- [Work instructions]:
Print each line of the listing once more, precisely as given.

________________________________________

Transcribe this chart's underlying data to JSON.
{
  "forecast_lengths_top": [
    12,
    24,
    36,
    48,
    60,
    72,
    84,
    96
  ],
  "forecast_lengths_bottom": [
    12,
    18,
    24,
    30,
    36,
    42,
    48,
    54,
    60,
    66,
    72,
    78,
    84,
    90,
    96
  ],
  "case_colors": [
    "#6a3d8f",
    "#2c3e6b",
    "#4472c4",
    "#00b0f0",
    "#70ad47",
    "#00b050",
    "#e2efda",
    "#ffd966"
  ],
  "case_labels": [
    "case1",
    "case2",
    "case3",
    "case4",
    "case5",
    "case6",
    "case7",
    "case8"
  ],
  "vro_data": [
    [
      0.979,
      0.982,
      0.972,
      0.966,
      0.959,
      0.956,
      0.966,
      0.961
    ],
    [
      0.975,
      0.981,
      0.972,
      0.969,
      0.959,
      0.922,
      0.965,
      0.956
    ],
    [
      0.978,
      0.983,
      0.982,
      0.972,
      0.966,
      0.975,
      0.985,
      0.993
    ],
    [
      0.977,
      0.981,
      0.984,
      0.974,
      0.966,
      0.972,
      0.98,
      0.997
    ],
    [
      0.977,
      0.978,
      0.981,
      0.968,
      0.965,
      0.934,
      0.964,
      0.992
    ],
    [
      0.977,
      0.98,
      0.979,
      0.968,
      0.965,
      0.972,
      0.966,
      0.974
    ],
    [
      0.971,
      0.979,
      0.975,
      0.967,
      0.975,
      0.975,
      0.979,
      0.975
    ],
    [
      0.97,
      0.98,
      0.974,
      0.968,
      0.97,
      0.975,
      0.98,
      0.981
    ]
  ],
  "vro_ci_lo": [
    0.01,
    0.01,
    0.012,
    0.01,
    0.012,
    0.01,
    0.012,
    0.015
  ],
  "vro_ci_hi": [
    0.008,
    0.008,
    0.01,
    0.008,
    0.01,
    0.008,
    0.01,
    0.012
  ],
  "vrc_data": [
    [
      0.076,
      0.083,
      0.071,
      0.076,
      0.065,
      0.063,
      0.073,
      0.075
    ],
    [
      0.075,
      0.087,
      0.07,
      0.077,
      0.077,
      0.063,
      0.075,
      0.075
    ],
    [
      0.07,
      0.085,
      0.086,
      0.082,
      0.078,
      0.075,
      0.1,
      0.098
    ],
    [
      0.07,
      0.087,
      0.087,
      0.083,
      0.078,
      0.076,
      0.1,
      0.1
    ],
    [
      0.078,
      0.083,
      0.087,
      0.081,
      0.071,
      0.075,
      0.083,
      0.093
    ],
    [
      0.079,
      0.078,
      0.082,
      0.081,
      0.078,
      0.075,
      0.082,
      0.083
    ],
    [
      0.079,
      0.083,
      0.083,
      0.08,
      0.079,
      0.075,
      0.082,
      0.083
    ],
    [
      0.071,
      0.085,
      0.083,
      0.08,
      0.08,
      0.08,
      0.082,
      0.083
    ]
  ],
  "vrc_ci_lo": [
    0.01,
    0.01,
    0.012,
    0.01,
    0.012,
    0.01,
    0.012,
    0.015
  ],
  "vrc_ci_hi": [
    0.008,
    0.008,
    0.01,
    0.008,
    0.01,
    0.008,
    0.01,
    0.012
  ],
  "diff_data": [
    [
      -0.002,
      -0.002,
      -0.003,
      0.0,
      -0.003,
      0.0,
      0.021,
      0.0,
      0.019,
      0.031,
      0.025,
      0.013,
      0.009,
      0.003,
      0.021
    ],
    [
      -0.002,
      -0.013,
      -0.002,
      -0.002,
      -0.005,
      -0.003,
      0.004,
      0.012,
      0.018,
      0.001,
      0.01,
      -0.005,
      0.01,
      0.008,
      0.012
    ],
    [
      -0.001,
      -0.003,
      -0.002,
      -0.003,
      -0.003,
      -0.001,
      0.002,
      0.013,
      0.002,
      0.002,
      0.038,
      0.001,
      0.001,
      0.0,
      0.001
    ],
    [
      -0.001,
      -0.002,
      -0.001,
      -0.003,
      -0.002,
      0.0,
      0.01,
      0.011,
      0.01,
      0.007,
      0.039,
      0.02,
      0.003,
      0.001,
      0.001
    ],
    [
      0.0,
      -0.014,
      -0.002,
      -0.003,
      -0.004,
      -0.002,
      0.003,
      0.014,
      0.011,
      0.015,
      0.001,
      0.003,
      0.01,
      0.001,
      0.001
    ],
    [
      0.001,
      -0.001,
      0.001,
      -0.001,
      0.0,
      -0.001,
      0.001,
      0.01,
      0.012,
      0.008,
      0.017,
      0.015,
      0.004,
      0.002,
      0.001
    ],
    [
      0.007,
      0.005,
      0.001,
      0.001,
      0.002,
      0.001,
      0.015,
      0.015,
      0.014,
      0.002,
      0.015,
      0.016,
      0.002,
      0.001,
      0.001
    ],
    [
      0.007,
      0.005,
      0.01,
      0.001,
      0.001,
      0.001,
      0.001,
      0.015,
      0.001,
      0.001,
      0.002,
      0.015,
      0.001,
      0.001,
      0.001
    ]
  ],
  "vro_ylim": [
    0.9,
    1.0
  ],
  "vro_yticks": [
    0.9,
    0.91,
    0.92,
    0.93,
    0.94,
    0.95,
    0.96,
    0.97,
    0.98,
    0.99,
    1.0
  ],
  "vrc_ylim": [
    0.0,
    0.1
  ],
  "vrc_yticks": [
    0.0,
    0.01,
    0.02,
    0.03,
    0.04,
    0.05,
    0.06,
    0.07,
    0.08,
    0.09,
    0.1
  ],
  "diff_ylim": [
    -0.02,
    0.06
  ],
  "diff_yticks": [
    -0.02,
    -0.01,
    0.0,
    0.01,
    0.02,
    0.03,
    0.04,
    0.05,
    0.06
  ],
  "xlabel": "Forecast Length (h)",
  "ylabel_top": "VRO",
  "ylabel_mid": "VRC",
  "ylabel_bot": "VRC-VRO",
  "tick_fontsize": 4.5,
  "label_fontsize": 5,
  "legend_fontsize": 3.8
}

________________________________________

- [Output of the task]:
Transcribe this chart's underlying data to JSON.
{
  "forecast_lengths_top": [
    12,
    24,
    36,
    48,
    60,
    72,
    84,
    96
  ],
  "forecast_lengths_bottom": [
    12,
    18,
    24,
    30,
    36,
    42,
    48,
    54,
    60,
    66,
    72,
    78,
    84,
    90,
    96
  ],
  "case_colors": [
    "#6a3d8f",
    "#2c3e6b",
    "#4472c4",
    "#00b0f0",
    "#70ad47",
    "#00b050",
    "#e2efda",
    "#ffd966"
  ],
  "case_labels": [
    "case1",
    "case2",
    "case3",
    "case4",
    "case5",
    "case6",
    "case7",
    "case8"
  ],
  "vro_data": [
    [
      0.979,
      0.982,
      0.972,
      0.966,
      0.959,
      0.956,
      0.966,
      0.961
    ],
    [
      0.975,
      0.981,
      0.972,
      0.969,
      0.959,
      0.922,
      0.965,
      0.956
    ],
    [
      0.978,
      0.983,
      0.982,
      0.972,
      0.966,
      0.975,
      0.985,
      0.993
    ],
    [
      0.977,
      0.981,
      0.984,
      0.974,
      0.966,
      0.972,
      0.98,
      0.997
    ],
    [
      0.977,
      0.978,
      0.981,
      0.968,
      0.965,
      0.934,
      0.964,
      0.992
    ],
    [
      0.977,
      0.98,
      0.979,
      0.968,
      0.965,
      0.972,
      0.966,
      0.974
    ],
    [
      0.971,
      0.979,
      0.975,
      0.967,
      0.975,
      0.975,
      0.979,
      0.975
    ],
    [
      0.97,
      0.98,
      0.974,
      0.968,
      0.97,
      0.975,
      0.98,
      0.981
    ]
  ],
  "vro_ci_lo": [
    0.01,
    0.01,
    0.012,
    0.01,
    0.012,
    0.01,
    0.012,
    0.015
  ],
  "vro_ci_hi": [
    0.008,
    0.008,
    0.01,
    0.008,
    0.01,
    0.008,
    0.01,
    0.012
  ],
  "vrc_data": [
    [
      0.076,
      0.083,
      0.071,
      0.076,
      0.065,
      0.063,
      0.073,
      0.075
    ],
    [
      0.075,
      0.087,
      0.07,
      0.077,
      0.077,
      0.063,
      0.075,
      0.075
    ],
    [
      0.07,
      0.085,
      0.086,
      0.082,
      0.078,
      0.075,
      0.1,
      0.098
    ],
    [
      0.07,
      0.087,
      0.087,
      0.083,
      0.078,
      0.076,
      0.1,
      0.1
    ],
    [
      0.078,
      0.083,
      0.087,
      0.081,
      0.071,
      0.075,
      0.083,
      0.093
    ],
    [
      0.079,
      0.078,
      0.082,
      0.081,
      0.078,
      0.075,
      0.082,
      0.083
    ],
    [
      0.079,
      0.083,
      0.083,
      0.08,
      0.079,
      0.075,
      0.082,
      0.083
    ],
    [
      0.071,
      0.085,
      0.083,
      0.08,
      0.08,
      0.08,
      0.082,
      0.083
    ]
  ],
  "vrc_ci_lo": [
    0.01,
    0.01,
    0.012,
    0.01,
    0.012,
    0.01,
    0.012,
    0.015
  ],
  "vrc_ci_hi": [
    0.008,
    0.008,
    0.01,
    0.008,
    0.01,
    0.008,
    0.01,
    0.012
  ],
  "diff_data": [
    [
      -0.002,
      -0.002,
      -0.003,
      0.0,
      -0.003,
      0.0,
      0.021,
      0.0,
      0.019,
      0.031,
      0.025,
      0.013,
      0.009,
      0.003,
      0.021
    ],
    [
      -0.002,
      -0.013,
      -0.002,
      -0.002,
      -0.005,
      -0.003,
      0.004,
      0.012,
      0.018,
      0.001,
      0.01,
      -0.005,
      0.01,
      0.008,
      0.012
    ],
    [
      -0.001,
      -0.003,
      -0.002,
      -0.003,
      -0.003,
      -0.001,
      0.002,
      0.013,
      0.002,
      0.002,
      0.038,
      0.001,
      0.001,
      0.0,
      0.001
    ],
    [
      -0.001,
      -0.002,
      -0.001,
      -0.003,
      -0.002,
      0.0,
      0.01,
      0.011,
      0.01,
      0.007,
      0.039,
      0.02,
      0.003,
      0.001,
      0.001
    ],
    [
      0.0,
      -0.014,
      -0.002,
      -0.003,
      -0.004,
      -0.002,
      0.003,
      0.014,
      0.011,
      0.015,
      0.001,
      0.003,
      0.01,
      0.001,
      0.001
    ],
    [
      0.001,
      -0.001,
      0.001,
      -0.001,
      0.0,
      -0.001,
      0.001,
      0.01,
      0.012,
      0.008,
      0.017,
      0.015,
      0.004,
      0.002,
      0.001
    ],
    [
      0.007,
      0.005,
      0.001,
      0.001,
      0.002,
      0.001,
      0.015,
      0.015,
      0.014,
      0.002,
      0.015,
      0.016,
      0.002,
      0.001,
      0.001
    ],
    [
      0.007,
      0.005,
      0.01,
      0.001,
      0.001,
      0.001,
      0.001,
      0.015,
      0.001,
      0.001,
      0.002,
      0.015,
      0.001,
      0.001,
      0.001
    ]
  ],
  "vro_ylim": [
    0.9,
    1.0
  ],
  "vro_yticks": [
    0.9,
    0.91,
    0.92,
    0.93,
    0.94,
    0.95,
    0.96,
    0.97,
    0.98,
    0.99,
    1.0
  ],
  "vrc_ylim": [
    0.0,
    0.1
  ],
  "vrc_yticks": [
    0.0,
    0.01,
    0.02,
    0.03,
    0.04,
    0.05,
    0.06,
    0.07,
    0.08,
    0.09,
    0.1
  ],
  "diff_ylim": [
    -0.02,
    0.06
  ],
  "diff_yticks": [
    -0.02,
    -0.01,
    0.0,
    0.01,
    0.02,
    0.03,
    0.04,
    0.05,
    0.06
  ],
  "xlabel": "Forecast Length (h)",
  "ylabel_top": "VRO",
  "ylabel_mid": "VRC",
  "ylabel_bot": "VRC-VRO",
  "tick_fontsize": 4.5,
  "label_fontsize": 5,
  "legend_fontsize": 3.8
}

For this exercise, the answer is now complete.